Exercise details -
Only lines with the string "handled" matter here; gather them from the material below.

** Begin Data for the task **

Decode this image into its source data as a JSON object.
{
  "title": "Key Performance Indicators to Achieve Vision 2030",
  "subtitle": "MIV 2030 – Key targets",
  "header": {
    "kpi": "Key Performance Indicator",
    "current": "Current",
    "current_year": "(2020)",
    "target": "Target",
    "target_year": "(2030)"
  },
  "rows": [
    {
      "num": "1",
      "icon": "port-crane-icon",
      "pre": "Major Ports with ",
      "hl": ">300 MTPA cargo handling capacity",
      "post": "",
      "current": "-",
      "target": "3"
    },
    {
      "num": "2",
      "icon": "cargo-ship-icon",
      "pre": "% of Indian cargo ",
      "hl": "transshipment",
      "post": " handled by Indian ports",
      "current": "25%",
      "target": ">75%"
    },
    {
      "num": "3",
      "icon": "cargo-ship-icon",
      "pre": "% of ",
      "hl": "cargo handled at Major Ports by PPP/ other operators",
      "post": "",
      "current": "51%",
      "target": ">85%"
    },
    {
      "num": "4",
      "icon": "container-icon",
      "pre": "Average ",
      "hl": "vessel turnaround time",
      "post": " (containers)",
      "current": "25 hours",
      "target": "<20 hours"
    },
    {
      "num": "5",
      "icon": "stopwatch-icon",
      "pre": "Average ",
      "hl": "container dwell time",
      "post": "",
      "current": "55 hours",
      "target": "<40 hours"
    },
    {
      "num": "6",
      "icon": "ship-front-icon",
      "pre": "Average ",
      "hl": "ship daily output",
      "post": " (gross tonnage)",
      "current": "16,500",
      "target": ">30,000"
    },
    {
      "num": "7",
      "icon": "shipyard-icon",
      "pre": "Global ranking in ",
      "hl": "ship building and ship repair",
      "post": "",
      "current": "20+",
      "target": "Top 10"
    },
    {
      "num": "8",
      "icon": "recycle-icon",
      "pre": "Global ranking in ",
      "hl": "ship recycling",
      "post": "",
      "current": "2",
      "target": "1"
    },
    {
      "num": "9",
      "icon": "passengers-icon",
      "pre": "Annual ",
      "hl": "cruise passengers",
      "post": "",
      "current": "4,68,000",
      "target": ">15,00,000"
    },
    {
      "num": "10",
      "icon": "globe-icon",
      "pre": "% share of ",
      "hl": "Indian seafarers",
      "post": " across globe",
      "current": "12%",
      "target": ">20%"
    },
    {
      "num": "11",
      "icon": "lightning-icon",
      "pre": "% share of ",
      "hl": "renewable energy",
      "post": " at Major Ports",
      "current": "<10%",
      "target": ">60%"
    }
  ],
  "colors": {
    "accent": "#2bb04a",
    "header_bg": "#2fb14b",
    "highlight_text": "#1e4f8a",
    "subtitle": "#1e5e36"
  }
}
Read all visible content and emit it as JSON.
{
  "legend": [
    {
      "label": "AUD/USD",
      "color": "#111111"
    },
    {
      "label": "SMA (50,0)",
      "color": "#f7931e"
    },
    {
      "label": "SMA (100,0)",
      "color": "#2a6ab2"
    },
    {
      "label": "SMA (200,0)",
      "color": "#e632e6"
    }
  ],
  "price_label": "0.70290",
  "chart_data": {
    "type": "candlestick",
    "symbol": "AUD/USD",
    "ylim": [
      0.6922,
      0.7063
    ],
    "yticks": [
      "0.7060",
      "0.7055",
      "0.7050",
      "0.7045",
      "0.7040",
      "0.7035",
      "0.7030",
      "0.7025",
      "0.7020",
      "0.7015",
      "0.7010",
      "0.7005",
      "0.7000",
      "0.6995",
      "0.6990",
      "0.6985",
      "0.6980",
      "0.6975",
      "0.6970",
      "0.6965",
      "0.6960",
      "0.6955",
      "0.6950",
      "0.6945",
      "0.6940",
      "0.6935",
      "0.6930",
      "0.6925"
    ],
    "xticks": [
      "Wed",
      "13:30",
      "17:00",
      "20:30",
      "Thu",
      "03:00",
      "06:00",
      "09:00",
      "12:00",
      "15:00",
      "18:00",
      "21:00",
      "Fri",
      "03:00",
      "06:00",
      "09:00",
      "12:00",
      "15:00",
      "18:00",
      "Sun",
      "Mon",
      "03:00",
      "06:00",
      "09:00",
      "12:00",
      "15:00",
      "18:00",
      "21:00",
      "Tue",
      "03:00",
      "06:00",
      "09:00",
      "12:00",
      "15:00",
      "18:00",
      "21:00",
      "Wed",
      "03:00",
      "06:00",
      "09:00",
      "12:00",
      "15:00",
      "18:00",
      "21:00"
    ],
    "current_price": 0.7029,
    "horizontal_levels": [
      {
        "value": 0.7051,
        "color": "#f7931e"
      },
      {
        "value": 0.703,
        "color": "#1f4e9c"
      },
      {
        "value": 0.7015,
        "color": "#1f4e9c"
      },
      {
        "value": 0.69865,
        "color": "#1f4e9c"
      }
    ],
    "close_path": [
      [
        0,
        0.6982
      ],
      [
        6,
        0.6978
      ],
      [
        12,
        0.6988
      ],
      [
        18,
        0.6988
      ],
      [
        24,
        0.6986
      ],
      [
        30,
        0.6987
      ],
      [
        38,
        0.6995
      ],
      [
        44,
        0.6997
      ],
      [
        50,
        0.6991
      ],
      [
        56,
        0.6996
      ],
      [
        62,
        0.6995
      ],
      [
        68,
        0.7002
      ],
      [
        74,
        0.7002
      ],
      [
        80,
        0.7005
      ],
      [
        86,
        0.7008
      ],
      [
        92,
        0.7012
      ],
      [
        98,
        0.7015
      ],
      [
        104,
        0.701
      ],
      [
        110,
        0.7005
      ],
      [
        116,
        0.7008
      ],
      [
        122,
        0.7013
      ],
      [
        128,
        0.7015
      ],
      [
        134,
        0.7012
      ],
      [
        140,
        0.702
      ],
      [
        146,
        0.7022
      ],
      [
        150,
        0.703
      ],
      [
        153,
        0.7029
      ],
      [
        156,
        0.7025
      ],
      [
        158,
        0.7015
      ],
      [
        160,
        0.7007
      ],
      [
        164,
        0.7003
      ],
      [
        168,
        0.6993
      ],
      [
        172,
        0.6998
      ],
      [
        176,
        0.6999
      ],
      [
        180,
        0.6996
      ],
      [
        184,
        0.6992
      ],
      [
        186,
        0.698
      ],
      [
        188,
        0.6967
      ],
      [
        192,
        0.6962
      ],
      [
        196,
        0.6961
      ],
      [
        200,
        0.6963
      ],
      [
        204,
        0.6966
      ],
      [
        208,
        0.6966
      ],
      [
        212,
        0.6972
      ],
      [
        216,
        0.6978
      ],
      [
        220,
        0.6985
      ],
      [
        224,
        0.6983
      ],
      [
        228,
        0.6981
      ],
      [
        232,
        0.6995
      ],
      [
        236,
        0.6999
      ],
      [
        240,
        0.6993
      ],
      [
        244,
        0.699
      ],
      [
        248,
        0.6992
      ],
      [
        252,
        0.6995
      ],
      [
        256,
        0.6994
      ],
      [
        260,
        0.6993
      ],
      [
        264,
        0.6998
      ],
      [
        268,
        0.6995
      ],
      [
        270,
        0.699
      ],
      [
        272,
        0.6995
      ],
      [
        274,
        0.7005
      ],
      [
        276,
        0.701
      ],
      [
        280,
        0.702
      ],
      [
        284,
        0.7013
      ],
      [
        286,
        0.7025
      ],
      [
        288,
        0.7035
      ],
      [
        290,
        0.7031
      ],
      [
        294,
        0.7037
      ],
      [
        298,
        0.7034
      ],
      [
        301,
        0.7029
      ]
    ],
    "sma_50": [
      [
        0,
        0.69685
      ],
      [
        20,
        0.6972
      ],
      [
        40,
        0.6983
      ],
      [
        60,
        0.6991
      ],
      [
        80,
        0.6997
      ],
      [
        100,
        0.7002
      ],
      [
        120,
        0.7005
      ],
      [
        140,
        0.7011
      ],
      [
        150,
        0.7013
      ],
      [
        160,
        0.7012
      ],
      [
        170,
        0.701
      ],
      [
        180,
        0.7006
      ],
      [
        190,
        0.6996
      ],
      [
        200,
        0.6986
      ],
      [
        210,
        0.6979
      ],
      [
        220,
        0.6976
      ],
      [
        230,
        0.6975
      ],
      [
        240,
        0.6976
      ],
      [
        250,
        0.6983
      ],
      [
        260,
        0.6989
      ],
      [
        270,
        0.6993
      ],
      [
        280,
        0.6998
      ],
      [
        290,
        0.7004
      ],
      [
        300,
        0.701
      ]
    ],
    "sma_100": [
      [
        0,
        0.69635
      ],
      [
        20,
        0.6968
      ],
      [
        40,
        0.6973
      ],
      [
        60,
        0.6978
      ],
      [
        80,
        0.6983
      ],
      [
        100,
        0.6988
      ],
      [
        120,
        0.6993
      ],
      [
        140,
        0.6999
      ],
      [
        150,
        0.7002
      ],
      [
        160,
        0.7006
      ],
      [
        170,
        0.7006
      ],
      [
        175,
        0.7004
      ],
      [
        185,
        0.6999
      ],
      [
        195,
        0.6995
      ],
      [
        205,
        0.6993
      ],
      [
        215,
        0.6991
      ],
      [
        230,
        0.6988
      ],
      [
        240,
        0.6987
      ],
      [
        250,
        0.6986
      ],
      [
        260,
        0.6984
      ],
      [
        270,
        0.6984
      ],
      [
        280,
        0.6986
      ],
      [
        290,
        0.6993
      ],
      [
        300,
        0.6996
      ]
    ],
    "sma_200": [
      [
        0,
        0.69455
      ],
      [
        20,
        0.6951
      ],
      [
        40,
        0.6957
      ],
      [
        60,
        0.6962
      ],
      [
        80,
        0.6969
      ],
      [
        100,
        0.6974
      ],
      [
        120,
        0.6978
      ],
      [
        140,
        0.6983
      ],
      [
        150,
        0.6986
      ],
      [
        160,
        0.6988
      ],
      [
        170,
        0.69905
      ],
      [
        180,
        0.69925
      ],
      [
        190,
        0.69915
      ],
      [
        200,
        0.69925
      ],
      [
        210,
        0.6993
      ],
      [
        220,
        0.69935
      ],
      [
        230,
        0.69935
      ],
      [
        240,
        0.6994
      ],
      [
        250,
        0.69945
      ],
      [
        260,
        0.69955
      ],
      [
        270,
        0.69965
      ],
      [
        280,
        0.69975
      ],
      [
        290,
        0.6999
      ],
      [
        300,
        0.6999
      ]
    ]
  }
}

** End Data for the task **

Exercise output -
      "post": " handled by Indian ports",
      "hl": "cargo handled at Major Ports by PPP/ other operators",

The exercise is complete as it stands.